### Given data
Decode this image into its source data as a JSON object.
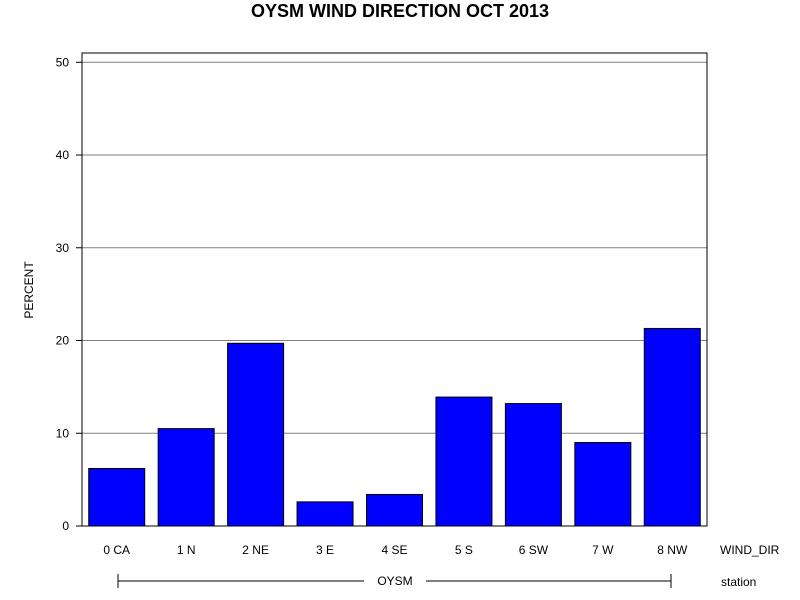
{
  "chart_data": {
    "type": "bar",
    "title": "OYSM WIND DIRECTION OCT 2013",
    "ylabel": "PERCENT",
    "xlabel": "WIND_DIR",
    "group_label": "station",
    "group_value": "OYSM",
    "categories": [
      "0 CA",
      "1 N",
      "2 NE",
      "3 E",
      "4 SE",
      "5 S",
      "6 SW",
      "7 W",
      "8 NW"
    ],
    "values": [
      6.2,
      10.5,
      19.7,
      2.6,
      3.4,
      13.9,
      13.2,
      9.0,
      21.3
    ],
    "ylim": [
      0,
      51
    ],
    "yticks": [
      0,
      10,
      20,
      30,
      40,
      50
    ],
    "grid": true,
    "bar_color": "#0000ff"
  }
}
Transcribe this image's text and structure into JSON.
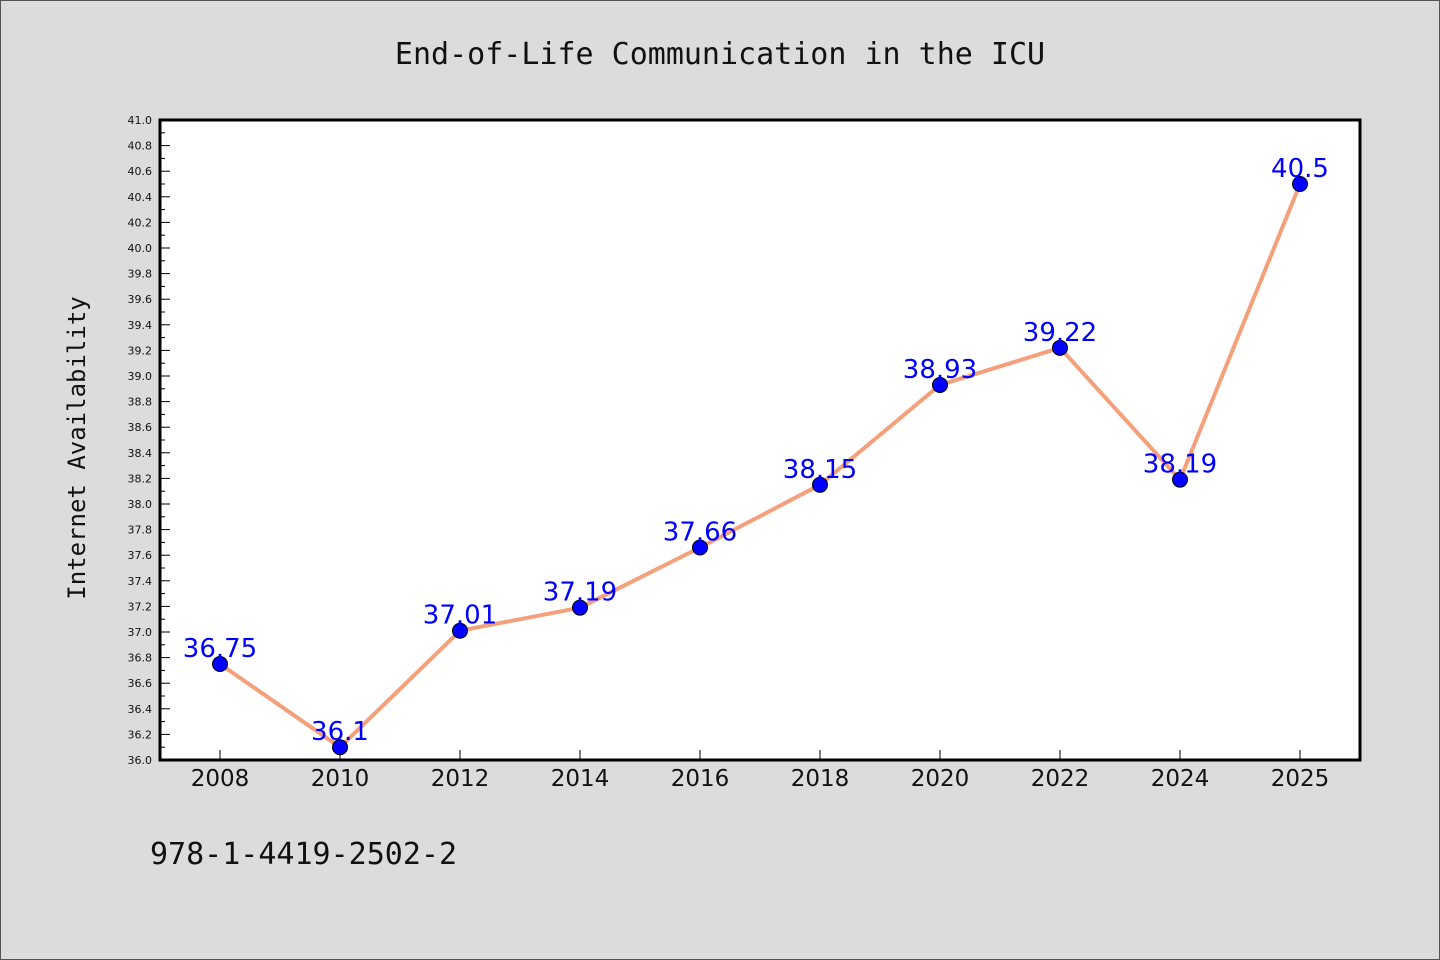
{
  "chart_data": {
    "type": "line",
    "title": "End-of-Life Communication in the ICU",
    "xlabel": "",
    "ylabel": "Internet Availability",
    "categories": [
      "2008",
      "2010",
      "2012",
      "2014",
      "2016",
      "2018",
      "2020",
      "2022",
      "2024",
      "2025"
    ],
    "series": [
      {
        "values": [
          36.75,
          36.1,
          37.01,
          37.19,
          37.66,
          38.15,
          38.93,
          39.22,
          38.19,
          40.5
        ],
        "labels": [
          "36.75",
          "36.1",
          "37.01",
          "37.19",
          "37.66",
          "38.15",
          "38.93",
          "39.22",
          "38.19",
          "40.5"
        ],
        "line_color": "#f4a07a",
        "marker_color": "#0000ff"
      }
    ],
    "ylim": [
      36.0,
      41.0
    ],
    "ytick_step": 0.2,
    "grid": false,
    "legend": "none",
    "background": "#dcdcdc",
    "plot_background": "#ffffff"
  },
  "footer": {
    "isbn": "978-1-4419-2502-2"
  }
}
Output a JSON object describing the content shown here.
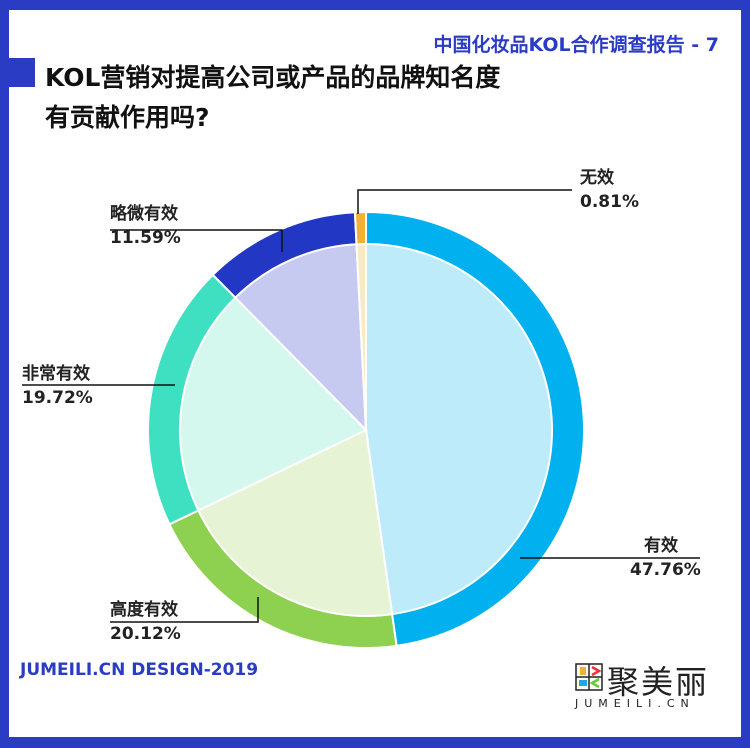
{
  "header": {
    "report_title": "中国化妆品KOL合作调查报告 - 7"
  },
  "title": {
    "line1": "KOL营销对提高公司或产品的品牌知名度",
    "line2": "有贡献作用吗?"
  },
  "footer": {
    "credit": "JUMEILI.CN DESIGN-2019"
  },
  "logo": {
    "name_cn": "聚美丽",
    "name_en": "JUMEILI.CN"
  },
  "chart_data": {
    "type": "pie",
    "categories": [
      "有效",
      "高度有效",
      "非常有效",
      "略微有效",
      "无效"
    ],
    "values": [
      47.76,
      20.12,
      19.72,
      11.59,
      0.81
    ],
    "labels": [
      "47.76%",
      "20.12%",
      "19.72%",
      "11.59%",
      "0.81%"
    ],
    "colors": [
      "#00b0ef",
      "#8ed04f",
      "#3fe0c2",
      "#2238c4",
      "#f2b233"
    ],
    "light_colors": [
      "#bdebfa",
      "#e6f3d4",
      "#d4f8ee",
      "#c6caf0",
      "#fbe9c6"
    ]
  }
}
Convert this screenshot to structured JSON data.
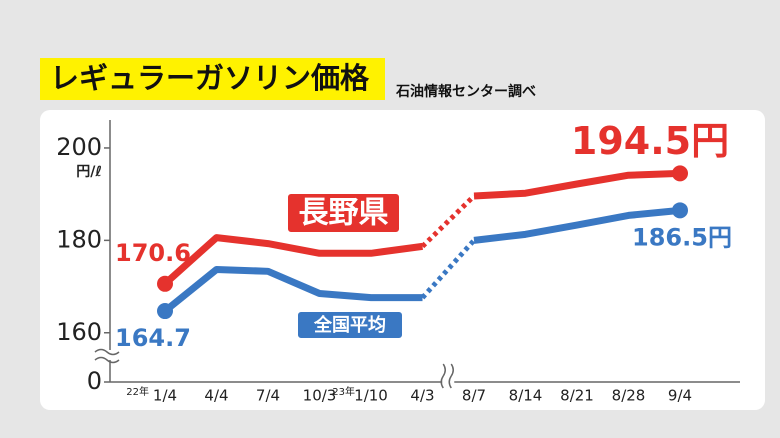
{
  "title": "レギュラーガソリン価格",
  "source": "石油情報センター調べ",
  "chart_data": {
    "type": "line",
    "y_unit": "円/ℓ",
    "categories": [
      "1/4",
      "4/4",
      "7/4",
      "10/3",
      "1/10",
      "4/3",
      "8/7",
      "8/14",
      "8/21",
      "8/28",
      "9/4"
    ],
    "years": [
      "22年",
      null,
      null,
      null,
      "23年",
      null,
      null,
      null,
      null,
      null,
      null
    ],
    "x_break": 5,
    "y_break": true,
    "ylim": [
      158,
      208
    ],
    "yticks": [
      200,
      180,
      160,
      0
    ],
    "series": [
      {
        "name": "長野県",
        "color": "#e5322d",
        "values": [
          170.6,
          180.6,
          179.3,
          177.2,
          177.2,
          178.7,
          189.6,
          190.2,
          192.2,
          194.1,
          194.5
        ],
        "value_labels": [
          "170.6",
          null,
          null,
          null,
          null,
          null,
          null,
          null,
          null,
          null,
          "194.5円"
        ]
      },
      {
        "name": "全国平均",
        "color": "#3a78c3",
        "values": [
          164.7,
          173.7,
          173.3,
          168.5,
          167.6,
          167.6,
          180.0,
          181.3,
          183.3,
          185.4,
          186.5
        ],
        "value_labels": [
          "164.7",
          null,
          null,
          null,
          null,
          null,
          null,
          null,
          null,
          null,
          "186.5円"
        ]
      }
    ]
  }
}
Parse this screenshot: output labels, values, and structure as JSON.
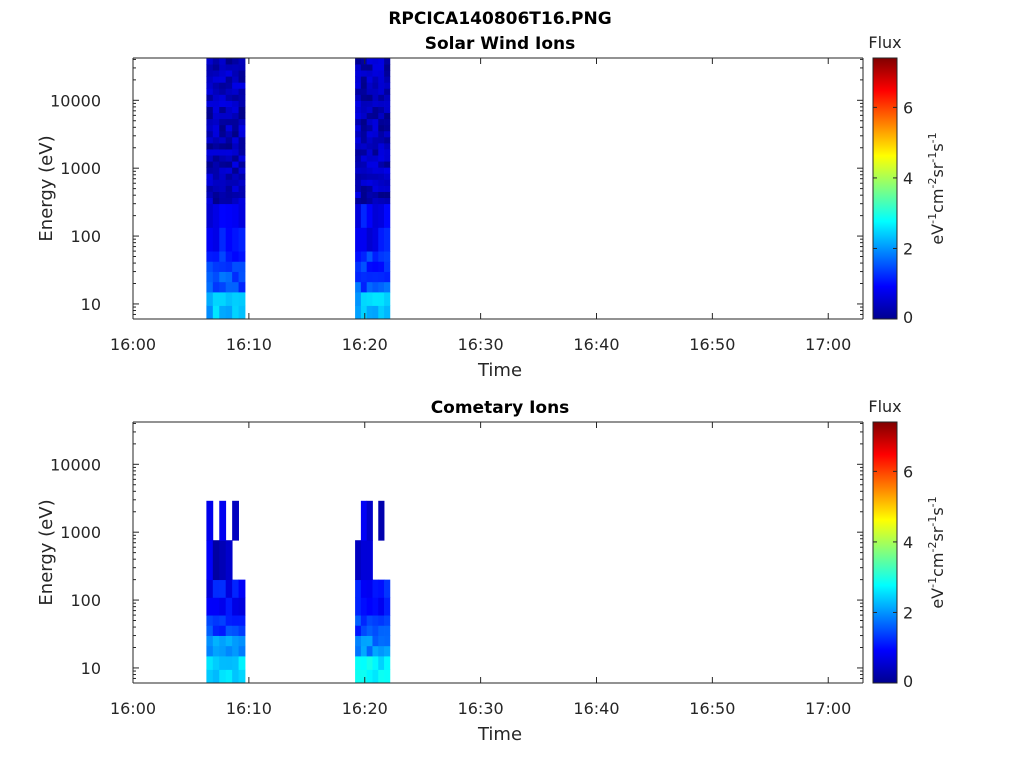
{
  "figure_title": "RPCICA140806T16.PNG",
  "chart_data": [
    {
      "type": "heatmap",
      "title": "Solar Wind Ions",
      "xlabel": "Time",
      "ylabel": "Energy (eV)",
      "yscale": "log",
      "x_range": [
        "16:00",
        "17:03"
      ],
      "y_range": [
        6,
        42000
      ],
      "x_ticks": [
        "16:00",
        "16:10",
        "16:20",
        "16:30",
        "16:40",
        "16:50",
        "17:00"
      ],
      "y_ticks": [
        "10",
        "100",
        "1000",
        "10000"
      ],
      "grid": false,
      "colorbar": {
        "title": "Flux",
        "label": "eV<sup>-1</sup>cm<sup>-2</sup>sr<sup>-1</sup>s<sup>-1</sup>",
        "label_parts": [
          "eV",
          "-1",
          "cm",
          "-2",
          "sr",
          "-1",
          "s",
          "-1"
        ],
        "range": [
          0,
          7.4
        ],
        "ticks": [
          "0",
          "2",
          "4",
          "6"
        ],
        "colormap": "jet"
      },
      "intervals": [
        {
          "start": "16:06:20",
          "end": "16:09:40",
          "columns": 6
        },
        {
          "start": "16:19:10",
          "end": "16:22:10",
          "columns": 6
        }
      ],
      "energy_bands": [
        {
          "e_low": 6,
          "e_high": 15,
          "flux": 2.3
        },
        {
          "e_low": 15,
          "e_high": 30,
          "flux": 1.5
        },
        {
          "e_low": 30,
          "e_high": 60,
          "flux": 1.2
        },
        {
          "e_low": 60,
          "e_high": 300,
          "flux": 0.9
        },
        {
          "e_low": 300,
          "e_high": 42000,
          "flux": 0.4
        }
      ]
    },
    {
      "type": "heatmap",
      "title": "Cometary Ions",
      "xlabel": "Time",
      "ylabel": "Energy (eV)",
      "yscale": "log",
      "x_range": [
        "16:00",
        "17:03"
      ],
      "y_range": [
        6,
        42000
      ],
      "x_ticks": [
        "16:00",
        "16:10",
        "16:20",
        "16:30",
        "16:40",
        "16:50",
        "17:00"
      ],
      "y_ticks": [
        "10",
        "100",
        "1000",
        "10000"
      ],
      "grid": false,
      "colorbar": {
        "title": "Flux",
        "label": "eV<sup>-1</sup>cm<sup>-2</sup>sr<sup>-1</sup>s<sup>-1</sup>",
        "label_parts": [
          "eV",
          "-1",
          "cm",
          "-2",
          "sr",
          "-1",
          "s",
          "-1"
        ],
        "range": [
          0,
          7.4
        ],
        "ticks": [
          "0",
          "2",
          "4",
          "6"
        ],
        "colormap": "jet"
      },
      "intervals": [
        {
          "start": "16:06:20",
          "end": "16:09:40",
          "columns": 6
        },
        {
          "start": "16:19:10",
          "end": "16:22:10",
          "columns": 6
        }
      ],
      "energy_bands": [
        {
          "e_low": 6,
          "e_high": 15,
          "flux": 2.6
        },
        {
          "e_low": 15,
          "e_high": 30,
          "flux": 1.9
        },
        {
          "e_low": 30,
          "e_high": 60,
          "flux": 1.4
        },
        {
          "e_low": 60,
          "e_high": 200,
          "flux": 1.0
        },
        {
          "e_low": 200,
          "e_high": 2900,
          "flux": 0.6,
          "sparse": true
        }
      ]
    }
  ]
}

### Your objective
Make an exact copy of the records shown above, without the pictures.

### Solution to the problem
Decode this image into its source data as a JSON object.
{
  "chart_data": {
    "type": "bar",
    "title": "OYSM WIND DIRECTION OCT 2013",
    "ylabel": "PERCENT",
    "xlabel": "WIND_DIR",
    "group_label": "station",
    "group_value": "OYSM",
    "categories": [
      "0 CA",
      "1 N",
      "2 NE",
      "3 E",
      "4 SE",
      "5 S",
      "6 SW",
      "7 W",
      "8 NW"
    ],
    "values": [
      6.2,
      10.5,
      19.7,
      2.6,
      3.4,
      13.9,
      13.2,
      9.0,
      21.3
    ],
    "ylim": [
      0,
      51
    ],
    "yticks": [
      0,
      10,
      20,
      30,
      40,
      50
    ],
    "grid": true,
    "bar_color": "#0000ff"
  }
}
Transcribe this image's text and structure into JSON.
{
  "chart_data": {
    "type": "line",
    "title": "End-of-Life Communication in the ICU",
    "xlabel": "",
    "ylabel": "Internet Availability",
    "categories": [
      "2008",
      "2010",
      "2012",
      "2014",
      "2016",
      "2018",
      "2020",
      "2022",
      "2024",
      "2025"
    ],
    "series": [
      {
        "values": [
          36.75,
          36.1,
          37.01,
          37.19,
          37.66,
          38.15,
          38.93,
          39.22,
          38.19,
          40.5
        ],
        "labels": [
          "36.75",
          "36.1",
          "37.01",
          "37.19",
          "37.66",
          "38.15",
          "38.93",
          "39.22",
          "38.19",
          "40.5"
        ],
        "line_color": "#f4a07a",
        "marker_color": "#0000ff"
      }
    ],
    "ylim": [
      36.0,
      41.0
    ],
    "ytick_step": 0.2,
    "grid": false,
    "legend": "none",
    "background": "#dcdcdc",
    "plot_background": "#ffffff"
  },
  "footer": {
    "isbn": "978-1-4419-2502-2"
  }
}
Output a JSON object describing the content shown here.
{
  "header": {
    "report_title": "中国化妆品KOL合作调查报告 - 7"
  },
  "title": {
    "line1": "KOL营销对提高公司或产品的品牌知名度",
    "line2": "有贡献作用吗?"
  },
  "footer": {
    "credit": "JUMEILI.CN DESIGN-2019"
  },
  "logo": {
    "name_cn": "聚美丽",
    "name_en": "JUMEILI.CN"
  },
  "chart_data": {
    "type": "pie",
    "categories": [
      "有效",
      "高度有效",
      "非常有效",
      "略微有效",
      "无效"
    ],
    "values": [
      47.76,
      20.12,
      19.72,
      11.59,
      0.81
    ],
    "labels": [
      "47.76%",
      "20.12%",
      "19.72%",
      "11.59%",
      "0.81%"
    ],
    "colors": [
      "#00b0ef",
      "#8ed04f",
      "#3fe0c2",
      "#2238c4",
      "#f2b233"
    ],
    "light_colors": [
      "#bdebfa",
      "#e6f3d4",
      "#d4f8ee",
      "#c6caf0",
      "#fbe9c6"
    ]
  }
}
Convert this screenshot to structured JSON data.
{
  "title": "レギュラーガソリン価格",
  "source": "石油情報センター調べ",
  "chart_data": {
    "type": "line",
    "y_unit": "円/ℓ",
    "categories": [
      "1/4",
      "4/4",
      "7/4",
      "10/3",
      "1/10",
      "4/3",
      "8/7",
      "8/14",
      "8/21",
      "8/28",
      "9/4"
    ],
    "years": [
      "22年",
      null,
      null,
      null,
      "23年",
      null,
      null,
      null,
      null,
      null,
      null
    ],
    "x_break": 5,
    "y_break": true,
    "ylim": [
      158,
      208
    ],
    "yticks": [
      200,
      180,
      160,
      0
    ],
    "series": [
      {
        "name": "長野県",
        "color": "#e5322d",
        "values": [
          170.6,
          180.6,
          179.3,
          177.2,
          177.2,
          178.7,
          189.6,
          190.2,
          192.2,
          194.1,
          194.5
        ],
        "value_labels": [
          "170.6",
          null,
          null,
          null,
          null,
          null,
          null,
          null,
          null,
          null,
          "194.5円"
        ]
      },
      {
        "name": "全国平均",
        "color": "#3a78c3",
        "values": [
          164.7,
          173.7,
          173.3,
          168.5,
          167.6,
          167.6,
          180.0,
          181.3,
          183.3,
          185.4,
          186.5
        ],
        "value_labels": [
          "164.7",
          null,
          null,
          null,
          null,
          null,
          null,
          null,
          null,
          null,
          "186.5円"
        ]
      }
    ]
  }
}
Parse this screenshot: output labels, values, and structure as JSON.
{
  "figure_title": "RPCICA140806T16.PNG",
  "chart_data": [
    {
      "type": "heatmap",
      "title": "Solar Wind Ions",
      "xlabel": "Time",
      "ylabel": "Energy (eV)",
      "yscale": "log",
      "x_range": [
        "16:00",
        "17:03"
      ],
      "y_range": [
        6,
        42000
      ],
      "x_ticks": [
        "16:00",
        "16:10",
        "16:20",
        "16:30",
        "16:40",
        "16:50",
        "17:00"
      ],
      "y_ticks": [
        "10",
        "100",
        "1000",
        "10000"
      ],
      "grid": false,
      "colorbar": {
        "title": "Flux",
        "label": "eV<sup>-1</sup>cm<sup>-2</sup>sr<sup>-1</sup>s<sup>-1</sup>",
        "label_parts": [
          "eV",
          "-1",
          "cm",
          "-2",
          "sr",
          "-1",
          "s",
          "-1"
        ],
        "range": [
          0,
          7.4
        ],
        "ticks": [
          "0",
          "2",
          "4",
          "6"
        ],
        "colormap": "jet"
      },
      "intervals": [
        {
          "start": "16:06:20",
          "end": "16:09:40",
          "columns": 6
        },
        {
          "start": "16:19:10",
          "end": "16:22:10",
          "columns": 6
        }
      ],
      "energy_bands": [
        {
          "e_low": 6,
          "e_high": 15,
          "flux": 2.3
        },
        {
          "e_low": 15,
          "e_high": 30,
          "flux": 1.5
        },
        {
          "e_low": 30,
          "e_high": 60,
          "flux": 1.2
        },
        {
          "e_low": 60,
          "e_high": 300,
          "flux": 0.9
        },
        {
          "e_low": 300,
          "e_high": 42000,
          "flux": 0.4
        }
      ]
    },
    {
      "type": "heatmap",
      "title": "Cometary Ions",
      "xlabel": "Time",
      "ylabel": "Energy (eV)",
      "yscale": "log",
      "x_range": [
        "16:00",
        "17:03"
      ],
      "y_range": [
        6,
        42000
      ],
      "x_ticks": [
        "16:00",
        "16:10",
        "16:20",
        "16:30",
        "16:40",
        "16:50",
        "17:00"
      ],
      "y_ticks": [
        "10",
        "100",
        "1000",
        "10000"
      ],
      "grid": false,
      "colorbar": {
        "title": "Flux",
        "label": "eV<sup>-1</sup>cm<sup>-2</sup>sr<sup>-1</sup>s<sup>-1</sup>",
        "label_parts": [
          "eV",
          "-1",
          "cm",
          "-2",
          "sr",
          "-1",
          "s",
          "-1"
        ],
        "range": [
          0,
          7.4
        ],
        "ticks": [
          "0",
          "2",
          "4",
          "6"
        ],
        "colormap": "jet"
      },
      "intervals": [
        {
          "start": "16:06:20",
          "end": "16:09:40",
          "columns": 6
        },
        {
          "start": "16:19:10",
          "end": "16:22:10",
          "columns": 6
        }
      ],
      "energy_bands": [
        {
          "e_low": 6,
          "e_high": 15,
          "flux": 2.6
        },
        {
          "e_low": 15,
          "e_high": 30,
          "flux": 1.9
        },
        {
          "e_low": 30,
          "e_high": 60,
          "flux": 1.4
        },
        {
          "e_low": 60,
          "e_high": 200,
          "flux": 1.0
        },
        {
          "e_low": 200,
          "e_high": 2900,
          "flux": 0.6,
          "sparse": true
        }
      ]
    }
  ]
}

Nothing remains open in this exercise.